━━ Entries provided

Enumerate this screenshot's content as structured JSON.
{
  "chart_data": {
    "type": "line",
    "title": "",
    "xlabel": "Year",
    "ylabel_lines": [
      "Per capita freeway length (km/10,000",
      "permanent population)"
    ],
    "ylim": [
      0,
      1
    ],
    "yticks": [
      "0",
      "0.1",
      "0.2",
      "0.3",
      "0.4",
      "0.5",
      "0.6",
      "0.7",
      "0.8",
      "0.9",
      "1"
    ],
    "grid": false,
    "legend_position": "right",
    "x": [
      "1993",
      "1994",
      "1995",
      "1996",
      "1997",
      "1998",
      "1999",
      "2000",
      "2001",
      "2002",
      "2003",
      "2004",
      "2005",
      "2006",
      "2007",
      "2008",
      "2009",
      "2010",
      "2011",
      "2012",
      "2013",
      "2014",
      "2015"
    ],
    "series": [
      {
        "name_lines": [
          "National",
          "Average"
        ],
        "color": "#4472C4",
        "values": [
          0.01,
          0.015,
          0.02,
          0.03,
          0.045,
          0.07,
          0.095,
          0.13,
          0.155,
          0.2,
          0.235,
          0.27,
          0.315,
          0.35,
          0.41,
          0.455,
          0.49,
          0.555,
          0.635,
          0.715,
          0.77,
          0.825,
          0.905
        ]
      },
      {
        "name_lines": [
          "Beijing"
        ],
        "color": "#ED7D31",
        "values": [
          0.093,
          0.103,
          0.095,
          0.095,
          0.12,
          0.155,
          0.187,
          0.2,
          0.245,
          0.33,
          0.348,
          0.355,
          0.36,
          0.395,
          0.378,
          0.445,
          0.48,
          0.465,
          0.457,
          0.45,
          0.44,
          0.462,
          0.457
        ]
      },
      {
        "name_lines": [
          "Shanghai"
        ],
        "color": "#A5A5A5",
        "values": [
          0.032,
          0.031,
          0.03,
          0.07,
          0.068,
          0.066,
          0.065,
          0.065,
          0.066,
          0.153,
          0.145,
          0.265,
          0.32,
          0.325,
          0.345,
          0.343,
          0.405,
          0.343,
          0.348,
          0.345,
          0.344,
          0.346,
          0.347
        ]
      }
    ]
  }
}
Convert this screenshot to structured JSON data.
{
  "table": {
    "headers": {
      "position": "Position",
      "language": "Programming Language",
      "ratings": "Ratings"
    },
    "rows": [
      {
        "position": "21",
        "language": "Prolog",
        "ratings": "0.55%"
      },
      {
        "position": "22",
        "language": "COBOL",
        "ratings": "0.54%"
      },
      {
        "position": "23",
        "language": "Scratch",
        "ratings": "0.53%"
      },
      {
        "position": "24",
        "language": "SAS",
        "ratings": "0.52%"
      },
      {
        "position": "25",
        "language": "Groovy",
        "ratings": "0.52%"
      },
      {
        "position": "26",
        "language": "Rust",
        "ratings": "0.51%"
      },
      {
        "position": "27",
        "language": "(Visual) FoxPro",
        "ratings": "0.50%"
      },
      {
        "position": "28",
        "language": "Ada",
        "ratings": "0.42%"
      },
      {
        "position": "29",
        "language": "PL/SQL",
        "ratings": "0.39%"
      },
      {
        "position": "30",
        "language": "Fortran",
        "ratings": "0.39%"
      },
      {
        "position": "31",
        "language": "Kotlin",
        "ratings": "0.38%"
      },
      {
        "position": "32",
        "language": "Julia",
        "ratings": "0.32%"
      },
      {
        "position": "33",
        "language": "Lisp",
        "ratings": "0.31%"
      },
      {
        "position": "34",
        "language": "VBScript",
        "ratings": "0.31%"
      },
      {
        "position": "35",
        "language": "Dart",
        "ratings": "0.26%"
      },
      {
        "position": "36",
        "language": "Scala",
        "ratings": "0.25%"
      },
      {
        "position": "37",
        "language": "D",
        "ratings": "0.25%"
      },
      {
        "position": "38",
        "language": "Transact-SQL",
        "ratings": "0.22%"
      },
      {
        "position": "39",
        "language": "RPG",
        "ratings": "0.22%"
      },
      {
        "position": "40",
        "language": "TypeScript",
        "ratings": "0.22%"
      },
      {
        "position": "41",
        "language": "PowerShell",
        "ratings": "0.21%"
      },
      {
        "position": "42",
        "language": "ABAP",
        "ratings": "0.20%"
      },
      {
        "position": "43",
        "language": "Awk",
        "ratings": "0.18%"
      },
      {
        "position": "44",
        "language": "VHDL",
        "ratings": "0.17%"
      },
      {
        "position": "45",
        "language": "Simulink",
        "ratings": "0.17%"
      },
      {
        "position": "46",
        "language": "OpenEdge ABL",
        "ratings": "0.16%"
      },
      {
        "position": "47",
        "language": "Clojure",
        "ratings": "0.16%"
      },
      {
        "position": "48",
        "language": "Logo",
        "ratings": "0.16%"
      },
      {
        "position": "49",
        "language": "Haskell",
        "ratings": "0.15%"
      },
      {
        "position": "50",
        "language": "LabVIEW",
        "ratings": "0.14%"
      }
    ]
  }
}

━━━━

* Your goal *
Quote the material exactly, leaving nothing out.

* Task result *
Enumerate this screenshot's content as structured JSON.
{
  "chart_data": {
    "type": "line",
    "title": "",
    "xlabel": "Year",
    "ylabel_lines": [
      "Per capita freeway length (km/10,000",
      "permanent population)"
    ],
    "ylim": [
      0,
      1
    ],
    "yticks": [
      "0",
      "0.1",
      "0.2",
      "0.3",
      "0.4",
      "0.5",
      "0.6",
      "0.7",
      "0.8",
      "0.9",
      "1"
    ],
    "grid": false,
    "legend_position": "right",
    "x": [
      "1993",
      "1994",
      "1995",
      "1996",
      "1997",
      "1998",
      "1999",
      "2000",
      "2001",
      "2002",
      "2003",
      "2004",
      "2005",
      "2006",
      "2007",
      "2008",
      "2009",
      "2010",
      "2011",
      "2012",
      "2013",
      "2014",
      "2015"
    ],
    "series": [
      {
        "name_lines": [
          "National",
          "Average"
        ],
        "color": "#4472C4",
        "values": [
          0.01,
          0.015,
          0.02,
          0.03,
          0.045,
          0.07,
          0.095,
          0.13,
          0.155,
          0.2,
          0.235,
          0.27,
          0.315,
          0.35,
          0.41,
          0.455,
          0.49,
          0.555,
          0.635,
          0.715,
          0.77,
          0.825,
          0.905
        ]
      },
      {
        "name_lines": [
          "Beijing"
        ],
        "color": "#ED7D31",
        "values": [
          0.093,
          0.103,
          0.095,
          0.095,
          0.12,
          0.155,
          0.187,
          0.2,
          0.245,
          0.33,
          0.348,
          0.355,
          0.36,
          0.395,
          0.378,
          0.445,
          0.48,
          0.465,
          0.457,
          0.45,
          0.44,
          0.462,
          0.457
        ]
      },
      {
        "name_lines": [
          "Shanghai"
        ],
        "color": "#A5A5A5",
        "values": [
          0.032,
          0.031,
          0.03,
          0.07,
          0.068,
          0.066,
          0.065,
          0.065,
          0.066,
          0.153,
          0.145,
          0.265,
          0.32,
          0.325,
          0.345,
          0.343,
          0.405,
          0.343,
          0.348,
          0.345,
          0.344,
          0.346,
          0.347
        ]
      }
    ]
  }
}
Convert this screenshot to structured JSON data.
{
  "table": {
    "headers": {
      "position": "Position",
      "language": "Programming Language",
      "ratings": "Ratings"
    },
    "rows": [
      {
        "position": "21",
        "language": "Prolog",
        "ratings": "0.55%"
      },
      {
        "position": "22",
        "language": "COBOL",
        "ratings": "0.54%"
      },
      {
        "position": "23",
        "language": "Scratch",
        "ratings": "0.53%"
      },
      {
        "position": "24",
        "language": "SAS",
        "ratings": "0.52%"
      },
      {
        "position": "25",
        "language": "Groovy",
        "ratings": "0.52%"
      },
      {
        "position": "26",
        "language": "Rust",
        "ratings": "0.51%"
      },
      {
        "position": "27",
        "language": "(Visual) FoxPro",
        "ratings": "0.50%"
      },
      {
        "position": "28",
        "language": "Ada",
        "ratings": "0.42%"
      },
      {
        "position": "29",
        "language": "PL/SQL",
        "ratings": "0.39%"
      },
      {
        "position": "30",
        "language": "Fortran",
        "ratings": "0.39%"
      },
      {
        "position": "31",
        "language": "Kotlin",
        "ratings": "0.38%"
      },
      {
        "position": "32",
        "language": "Julia",
        "ratings": "0.32%"
      },
      {
        "position": "33",
        "language": "Lisp",
        "ratings": "0.31%"
      },
      {
        "position": "34",
        "language": "VBScript",
        "ratings": "0.31%"
      },
      {
        "position": "35",
        "language": "Dart",
        "ratings": "0.26%"
      },
      {
        "position": "36",
        "language": "Scala",
        "ratings": "0.25%"
      },
      {
        "position": "37",
        "language": "D",
        "ratings": "0.25%"
      },
      {
        "position": "38",
        "language": "Transact-SQL",
        "ratings": "0.22%"
      },
      {
        "position": "39",
        "language": "RPG",
        "ratings": "0.22%"
      },
      {
        "position": "40",
        "language": "TypeScript",
        "ratings": "0.22%"
      },
      {
        "position": "41",
        "language": "PowerShell",
        "ratings": "0.21%"
      },
      {
        "position": "42",
        "language": "ABAP",
        "ratings": "0.20%"
      },
      {
        "position": "43",
        "language": "Awk",
        "ratings": "0.18%"
      },
      {
        "position": "44",
        "language": "VHDL",
        "ratings": "0.17%"
      },
      {
        "position": "45",
        "language": "Simulink",
        "ratings": "0.17%"
      },
      {
        "position": "46",
        "language": "OpenEdge ABL",
        "ratings": "0.16%"
      },
      {
        "position": "47",
        "language": "Clojure",
        "ratings": "0.16%"
      },
      {
        "position": "48",
        "language": "Logo",
        "ratings": "0.16%"
      },
      {
        "position": "49",
        "language": "Haskell",
        "ratings": "0.15%"
      },
      {
        "position": "50",
        "language": "LabVIEW",
        "ratings": "0.14%"
      }
    ]
  }
}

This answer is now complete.